▶ _What you need to do_
Whenever a line contains the string "Internet", copy it out of the entries.

Data items

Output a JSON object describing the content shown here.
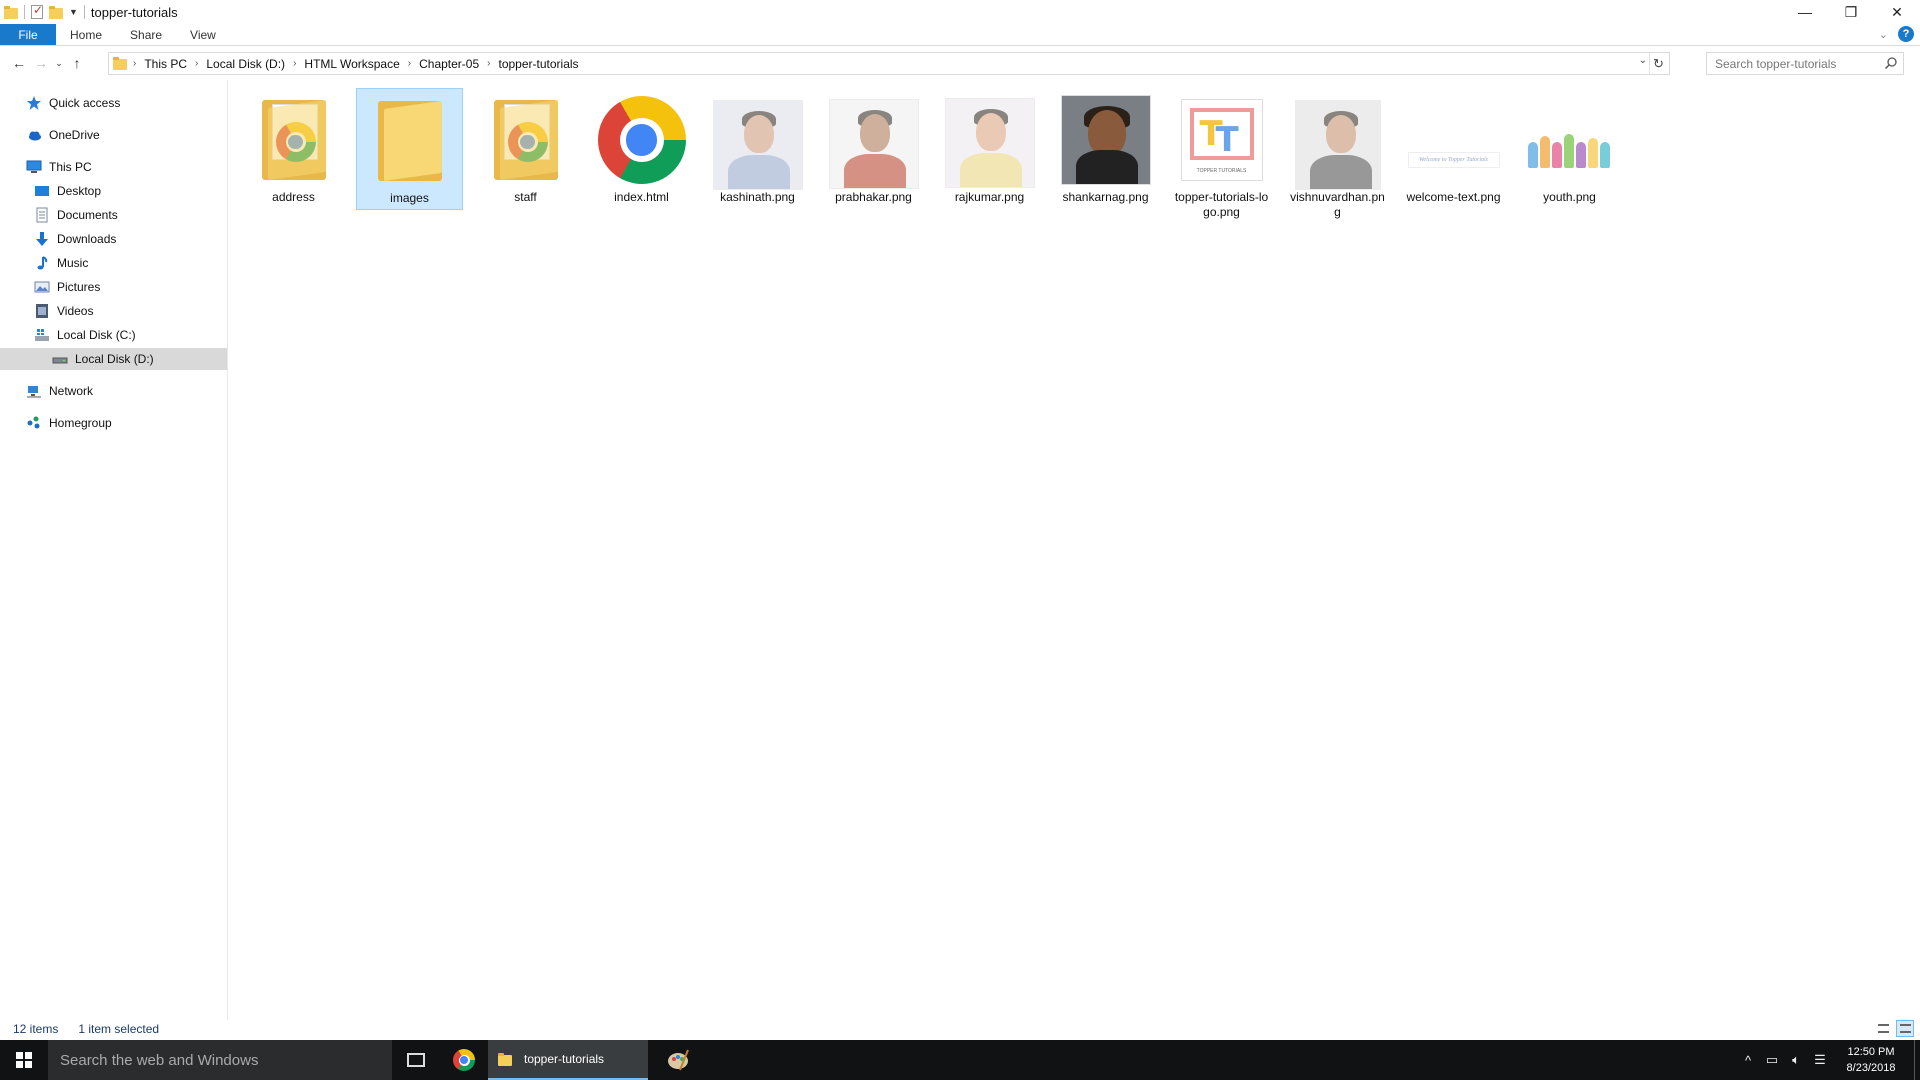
{
  "window": {
    "title": "topper-tutorials",
    "controls": [
      "minimize",
      "restore",
      "close"
    ]
  },
  "ribbon": {
    "tabs": [
      "File",
      "Home",
      "Share",
      "View"
    ]
  },
  "address": {
    "crumbs": [
      "This PC",
      "Local Disk (D:)",
      "HTML Workspace",
      "Chapter-05",
      "topper-tutorials"
    ],
    "search_placeholder": "Search topper-tutorials"
  },
  "sidebar": {
    "items": [
      {
        "label": "Quick access",
        "icon": "star-icon"
      },
      {
        "label": "OneDrive",
        "icon": "cloud-icon"
      },
      {
        "label": "This PC",
        "icon": "computer-icon"
      },
      {
        "label": "Desktop",
        "icon": "desktop-icon"
      },
      {
        "label": "Documents",
        "icon": "documents-icon"
      },
      {
        "label": "Downloads",
        "icon": "downloads-icon"
      },
      {
        "label": "Music",
        "icon": "music-icon"
      },
      {
        "label": "Pictures",
        "icon": "pictures-icon"
      },
      {
        "label": "Videos",
        "icon": "videos-icon"
      },
      {
        "label": "Local Disk (C:)",
        "icon": "drive-icon"
      },
      {
        "label": "Local Disk (D:)",
        "icon": "drive-icon",
        "selected": true
      },
      {
        "label": "Network",
        "icon": "network-icon"
      },
      {
        "label": "Homegroup",
        "icon": "homegroup-icon"
      }
    ]
  },
  "files": [
    {
      "name": "address",
      "kind": "folder-chrome"
    },
    {
      "name": "images",
      "kind": "folder",
      "selected": true
    },
    {
      "name": "staff",
      "kind": "folder-chrome"
    },
    {
      "name": "index.html",
      "kind": "chrome-html"
    },
    {
      "name": "kashinath.png",
      "kind": "photo"
    },
    {
      "name": "prabhakar.png",
      "kind": "photo"
    },
    {
      "name": "rajkumar.png",
      "kind": "photo"
    },
    {
      "name": "shankarnag.png",
      "kind": "photo"
    },
    {
      "name": "topper-tutorials-logo.png",
      "kind": "logo"
    },
    {
      "name": "vishnuvardhan.png",
      "kind": "photo"
    },
    {
      "name": "welcome-text.png",
      "kind": "text-image"
    },
    {
      "name": "youth.png",
      "kind": "youth-image"
    }
  ],
  "thumb_text": {
    "logo_caption": "TOPPER TUTORIALS",
    "welcome_text": "Welcome to Topper Tutorials"
  },
  "status": {
    "count": "12 items",
    "selection": "1 item selected"
  },
  "taskbar": {
    "search_text": "Search the web and Windows",
    "active_app": "topper-tutorials",
    "time": "12:50 PM",
    "date": "8/23/2018"
  },
  "colors": {
    "accent": "#1979ca",
    "selection_bg": "#cce8ff",
    "selection_border": "#99d1ff",
    "taskbar": "#101214"
  }
}
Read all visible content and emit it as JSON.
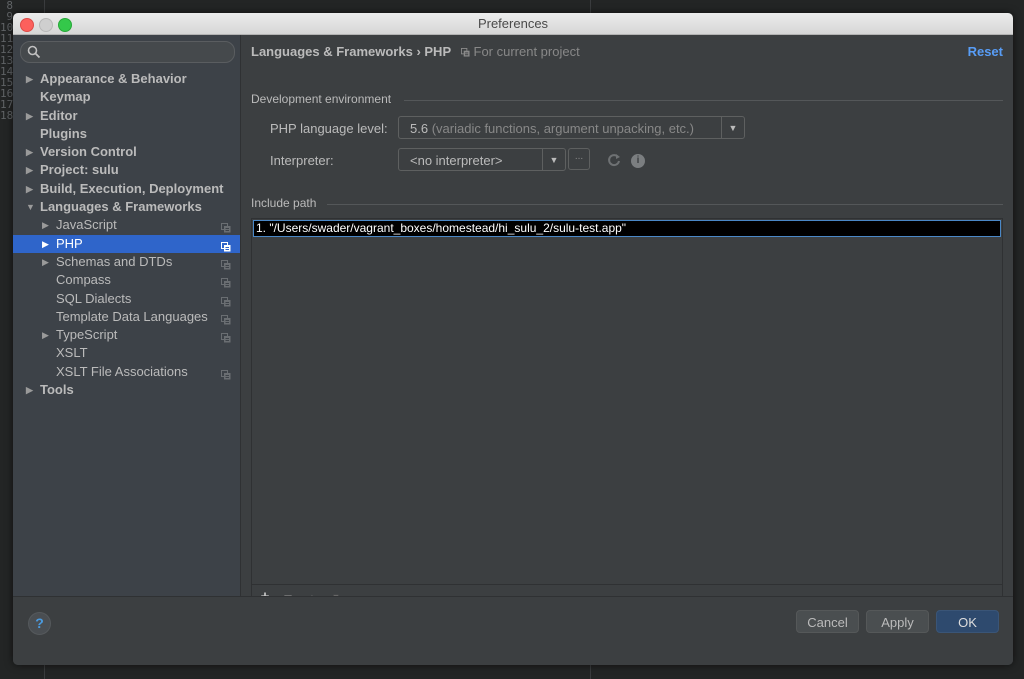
{
  "window": {
    "title": "Preferences"
  },
  "editor_gutter": [
    "8",
    "9",
    "10",
    "11",
    "12",
    "13",
    "14",
    "15",
    "16",
    "17",
    "18"
  ],
  "sidebar": {
    "search": {
      "placeholder": "",
      "value": ""
    },
    "items": [
      {
        "label": "Appearance & Behavior",
        "level": 0,
        "arrow": "collapsed",
        "project": false
      },
      {
        "label": "Keymap",
        "level": 0,
        "arrow": "none",
        "project": false
      },
      {
        "label": "Editor",
        "level": 0,
        "arrow": "collapsed",
        "project": false
      },
      {
        "label": "Plugins",
        "level": 0,
        "arrow": "none",
        "project": false
      },
      {
        "label": "Version Control",
        "level": 0,
        "arrow": "collapsed",
        "project": false
      },
      {
        "label": "Project: sulu",
        "level": 0,
        "arrow": "collapsed",
        "project": false
      },
      {
        "label": "Build, Execution, Deployment",
        "level": 0,
        "arrow": "collapsed",
        "project": false
      },
      {
        "label": "Languages & Frameworks",
        "level": 0,
        "arrow": "expanded",
        "project": false
      },
      {
        "label": "JavaScript",
        "level": 1,
        "arrow": "collapsed",
        "project": true
      },
      {
        "label": "PHP",
        "level": 1,
        "arrow": "collapsed",
        "project": true,
        "selected": true
      },
      {
        "label": "Schemas and DTDs",
        "level": 1,
        "arrow": "collapsed",
        "project": true
      },
      {
        "label": "Compass",
        "level": 1,
        "arrow": "none",
        "project": true
      },
      {
        "label": "SQL Dialects",
        "level": 1,
        "arrow": "none",
        "project": true
      },
      {
        "label": "Template Data Languages",
        "level": 1,
        "arrow": "none",
        "project": true
      },
      {
        "label": "TypeScript",
        "level": 1,
        "arrow": "collapsed",
        "project": true
      },
      {
        "label": "XSLT",
        "level": 1,
        "arrow": "none",
        "project": false
      },
      {
        "label": "XSLT File Associations",
        "level": 1,
        "arrow": "none",
        "project": true
      },
      {
        "label": "Tools",
        "level": 0,
        "arrow": "collapsed",
        "project": false
      }
    ]
  },
  "content": {
    "breadcrumb": "Languages & Frameworks › PHP",
    "scope_label": "For current project",
    "reset_label": "Reset",
    "dev_env_label": "Development environment",
    "php_level_label": "PHP language level:",
    "php_level_value": "5.6",
    "php_level_hint": "(variadic functions, argument unpacking, etc.)",
    "interpreter_label": "Interpreter:",
    "interpreter_value": "<no interpreter>",
    "browse_label": "...",
    "include_path_label": "Include path",
    "include_paths": [
      "1. \"/Users/swader/vagrant_boxes/homestead/hi_sulu_2/sulu-test.app\""
    ],
    "toolbar": {
      "add": "+",
      "remove": "−",
      "up": "▲",
      "down": "▼"
    }
  },
  "footer": {
    "help_label": "?",
    "cancel_label": "Cancel",
    "apply_label": "Apply",
    "ok_label": "OK"
  },
  "colors": {
    "accent": "#2f65ca",
    "link": "#589df6",
    "ok_button": "#2e4a6e"
  }
}
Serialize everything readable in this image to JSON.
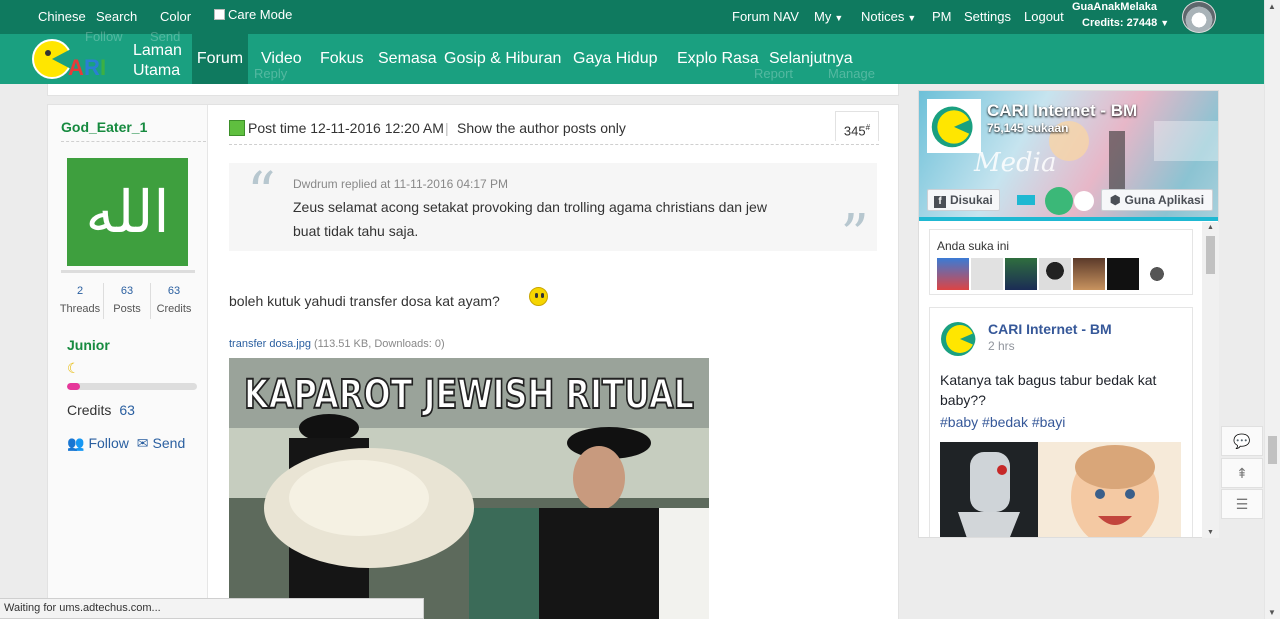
{
  "topbar": {
    "chinese": "Chinese",
    "search": "Search",
    "color": "Color",
    "care_mode": "Care Mode",
    "forum_nav": "Forum NAV",
    "my": "My",
    "notices": "Notices",
    "pm": "PM",
    "settings": "Settings",
    "logout": "Logout",
    "username": "GuaAnakMelaka",
    "credits": "Credits: 27448"
  },
  "nav": {
    "home_line1": "Laman",
    "home_line2": "Utama",
    "items": [
      "Forum",
      "Video",
      "Fokus",
      "Semasa",
      "Gosip & Hiburan",
      "Gaya Hidup",
      "Explo Rasa",
      "Selanjutnya"
    ]
  },
  "ghost": {
    "follow": "Follow",
    "send": "Send",
    "reply": "Reply",
    "report": "Report",
    "manage": "Manage"
  },
  "author": {
    "name": "God_Eater_1",
    "threads_value": "2",
    "threads_label": "Threads",
    "posts_value": "63",
    "posts_label": "Posts",
    "credits_value": "63",
    "credits_label": "Credits",
    "rank": "Junior",
    "rank_progress_percent": 10,
    "credits_row_label": "Credits",
    "credits_row_value": "63",
    "follow": "Follow",
    "send": "Send"
  },
  "post": {
    "post_time": "Post time 12-11-2016 12:20 AM",
    "separator": "|",
    "author_only": "Show the author posts only",
    "floor": "345",
    "floor_mark": "#",
    "quote_meta": "Dwdrum replied at 11-11-2016 04:17 PM",
    "quote_text": "Zeus selamat acong setakat provoking dan trolling agama christians dan jew buat tidak tahu saja.",
    "message": "boleh kutuk yahudi transfer dosa kat ayam?",
    "attachment_name": "transfer dosa.jpg",
    "attachment_meta": "(113.51 KB, Downloads: 0)",
    "image_caption": "KAPAROT  JEWISH RITUAL"
  },
  "facebook": {
    "page_name": "CARI Internet - BM",
    "fans": "75,145 sukaan",
    "liked_button": "Disukai",
    "app_button": "Guna Aplikasi",
    "friends_label": "Anda suka ini",
    "post_name": "CARI Internet - BM",
    "post_time": "2 hrs",
    "post_text": "Katanya tak bagus tabur bedak kat baby??",
    "post_tags": "#baby #bedak #bayi"
  },
  "status_bar": "Waiting for ums.adtechus.com...",
  "colors": {
    "topbar": "#0f7a5f",
    "navbar": "#1aa080",
    "link": "#2a5fa0",
    "author_green": "#168a3f"
  }
}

▶ _Right answer_
    "page_name": "CARI Internet - BM",
    "post_name": "CARI Internet - BM",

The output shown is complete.